Exercise data:
↓↓↓

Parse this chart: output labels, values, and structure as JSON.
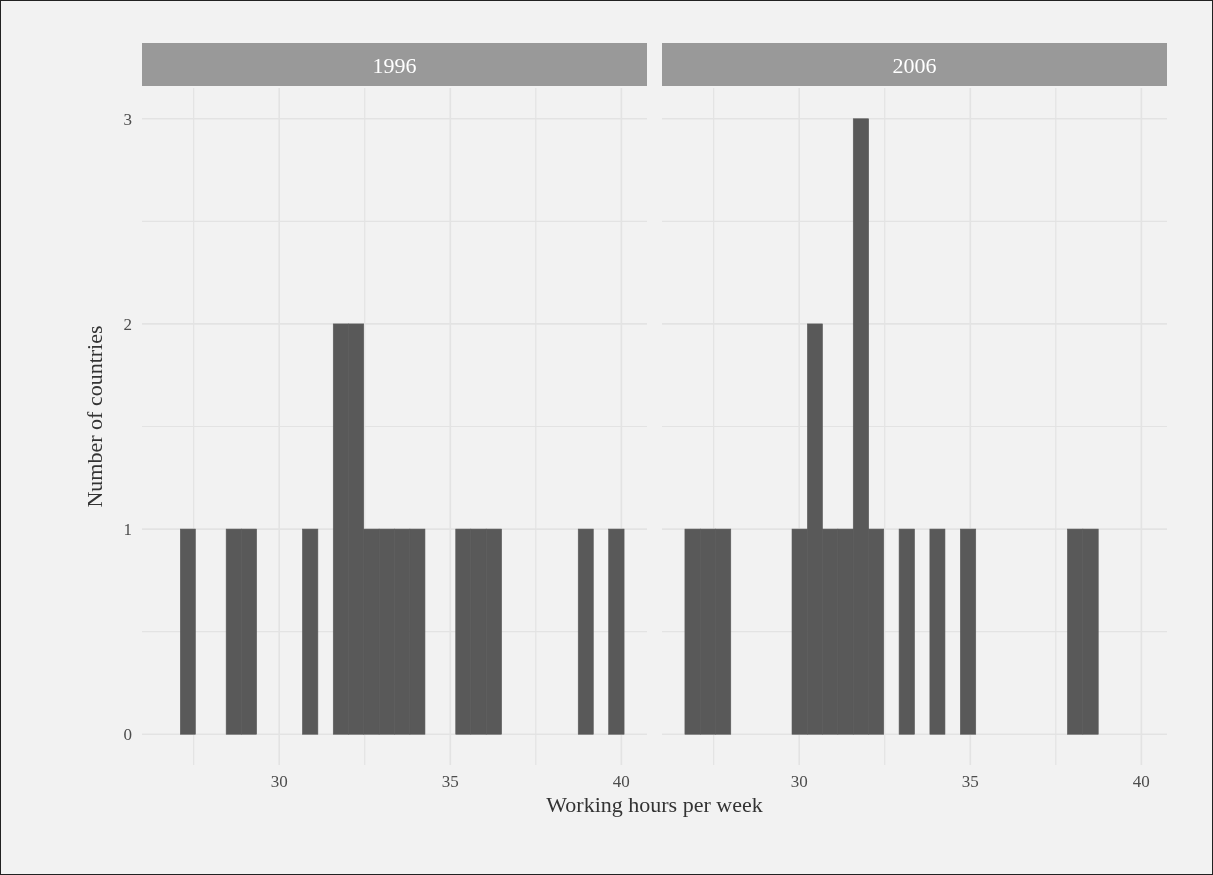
{
  "chart_data": [
    {
      "type": "histogram",
      "title": "1996",
      "xlabel": "Working hours per week",
      "ylabel": "Number of countries",
      "color": "#595959",
      "bins": [
        26.66,
        27.11,
        27.55,
        28.0,
        28.45,
        28.9,
        29.34,
        29.79,
        30.24,
        30.68,
        31.13,
        31.58,
        32.03,
        32.47,
        32.92,
        33.37,
        33.82,
        34.26,
        34.71,
        35.16,
        35.6,
        36.05,
        36.5,
        36.95,
        37.39,
        37.84,
        38.29,
        38.74,
        39.18,
        39.63,
        40.08
      ],
      "values": [
        0,
        1,
        0,
        0,
        1,
        1,
        0,
        0,
        0,
        1,
        0,
        2,
        2,
        1,
        1,
        1,
        1,
        0,
        0,
        1,
        1,
        1,
        0,
        0,
        0,
        0,
        0,
        1,
        0,
        1
      ],
      "xlim": [
        25.99,
        40.75
      ],
      "ylim": [
        -0.15,
        3.15
      ],
      "xticks": [
        {
          "value": 27.5,
          "label": null
        },
        30,
        {
          "value": 32.5,
          "label": null
        },
        35,
        {
          "value": 37.5,
          "label": null
        },
        40
      ],
      "yticks": [
        0,
        {
          "value": 0.5,
          "label": null
        },
        1,
        {
          "value": 1.5,
          "label": null
        },
        2,
        {
          "value": 2.5,
          "label": null
        },
        3
      ],
      "grid": true
    },
    {
      "type": "histogram",
      "title": "2006",
      "color": "#595959",
      "bins": [
        26.66,
        27.11,
        27.55,
        28.0,
        28.45,
        28.9,
        29.34,
        29.79,
        30.24,
        30.68,
        31.13,
        31.58,
        32.03,
        32.47,
        32.92,
        33.37,
        33.82,
        34.26,
        34.71,
        35.16,
        35.6,
        36.05,
        36.5,
        36.95,
        37.39,
        37.84,
        38.29,
        38.74,
        39.18,
        39.63,
        40.08
      ],
      "values": [
        1,
        1,
        1,
        0,
        0,
        0,
        0,
        1,
        2,
        1,
        1,
        3,
        1,
        0,
        1,
        0,
        1,
        0,
        1,
        0,
        0,
        0,
        0,
        0,
        0,
        1,
        1,
        0,
        0,
        0
      ],
      "xlim": [
        25.99,
        40.75
      ],
      "ylim": [
        -0.15,
        3.15
      ],
      "xticks": [
        {
          "value": 27.5,
          "label": null
        },
        30,
        {
          "value": 32.5,
          "label": null
        },
        35,
        {
          "value": 37.5,
          "label": null
        },
        40
      ],
      "yticks": [
        0,
        {
          "value": 0.5,
          "label": null
        },
        1,
        {
          "value": 1.5,
          "label": null
        },
        2,
        {
          "value": 2.5,
          "label": null
        },
        3
      ],
      "grid": true,
      "tick_labels": "x"
    }
  ]
}
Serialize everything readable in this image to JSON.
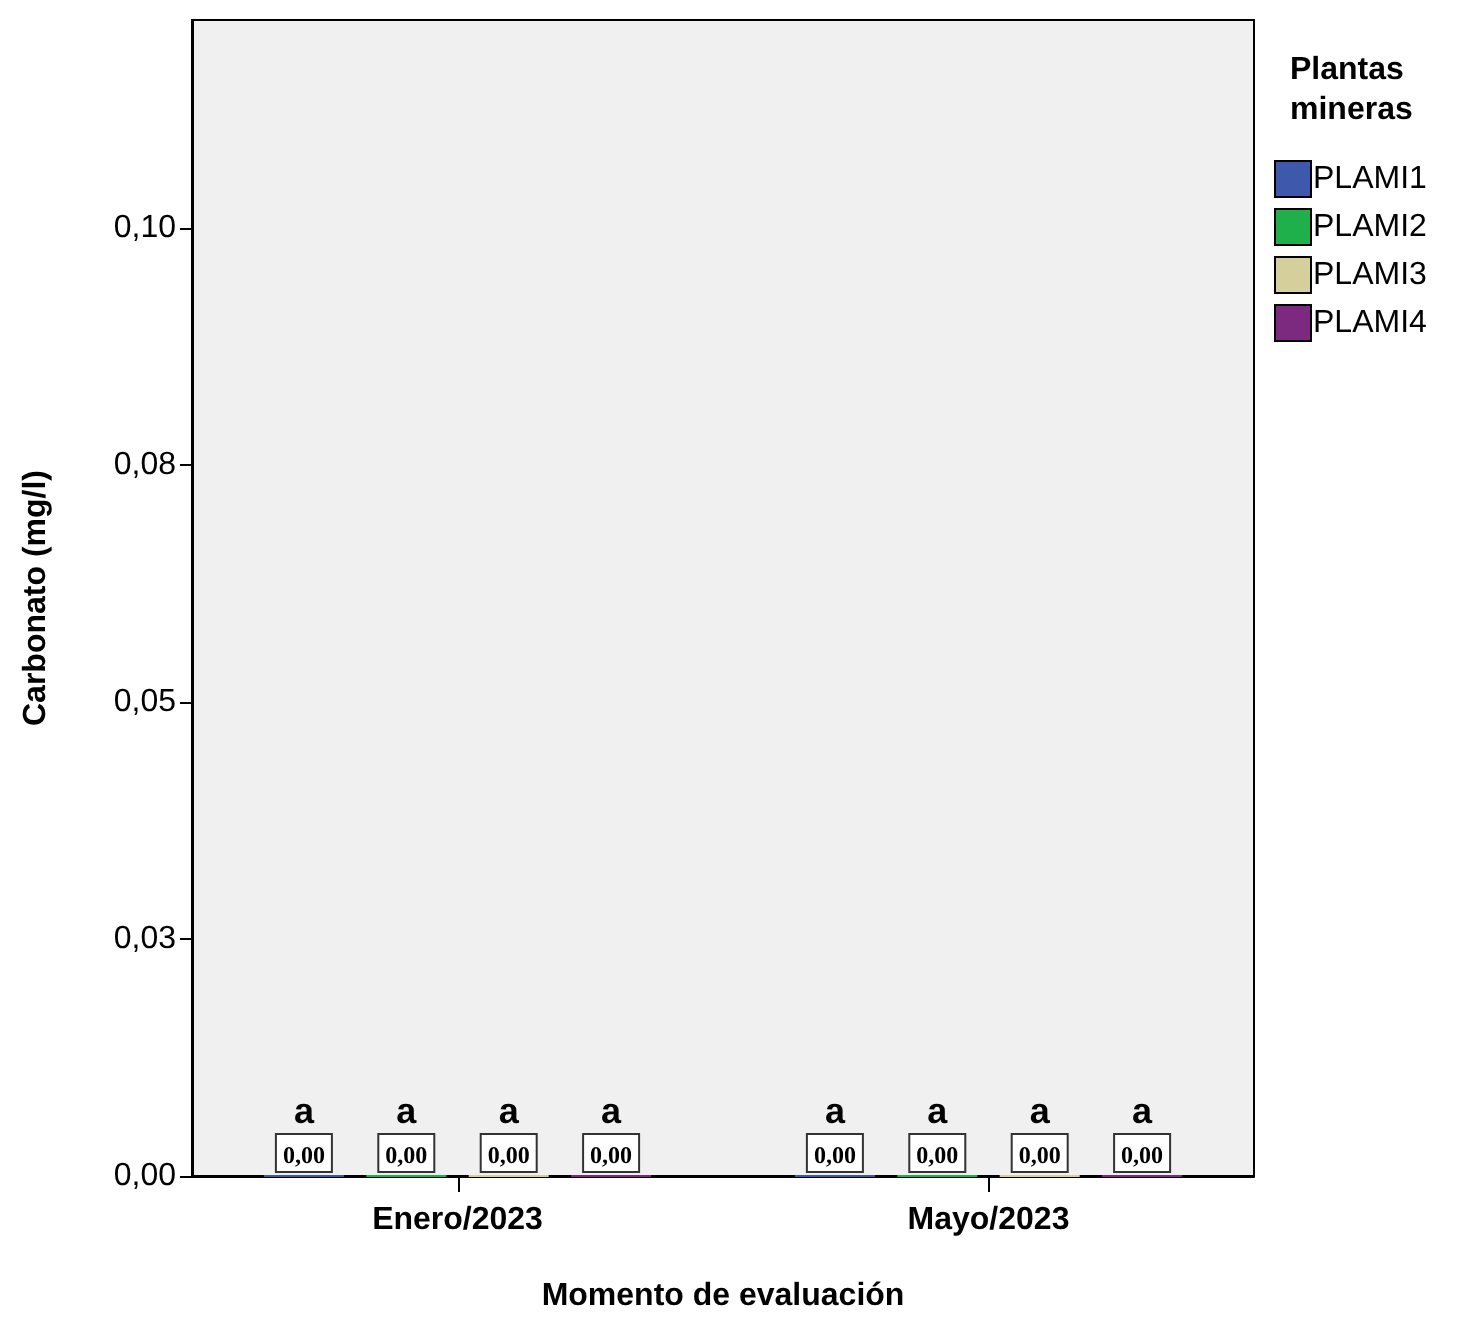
{
  "chart_data": {
    "type": "bar",
    "xlabel": "Momento de evaluación",
    "ylabel": "Carbonato (mg/l)",
    "legend_title": "Plantas mineras",
    "legend": "top right",
    "grid": false,
    "categories": [
      "Enero/2023",
      "Mayo/2023"
    ],
    "series": [
      {
        "name": "PLAMI1",
        "color": "#3e58ac",
        "values": [
          0,
          0
        ],
        "value_labels": [
          "0,00",
          "0,00"
        ]
      },
      {
        "name": "PLAMI2",
        "color": "#1fb04b",
        "values": [
          0,
          0
        ],
        "value_labels": [
          "0,00",
          "0,00"
        ]
      },
      {
        "name": "PLAMI3",
        "color": "#d5cf9b",
        "values": [
          0,
          0
        ],
        "value_labels": [
          "0,00",
          "0,00"
        ]
      },
      {
        "name": "PLAMI4",
        "color": "#7b2a80",
        "values": [
          0,
          0
        ],
        "value_labels": [
          "0,00",
          "0,00"
        ]
      }
    ],
    "annotations": [
      "a",
      "a",
      "a",
      "a",
      "a",
      "a",
      "a",
      "a"
    ],
    "ylim": [
      0,
      0.122
    ],
    "yticks": [
      {
        "value": 0,
        "label": "0,00"
      },
      {
        "value": 0.025,
        "label": "0,03"
      },
      {
        "value": 0.05,
        "label": "0,05"
      },
      {
        "value": 0.075,
        "label": "0,08"
      },
      {
        "value": 0.1,
        "label": "0,10"
      }
    ]
  }
}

↑↑↑

Exercise prompt: Say, as a single number and nothing more, how many lines of the entries contain the word "ylabel".

Response: 2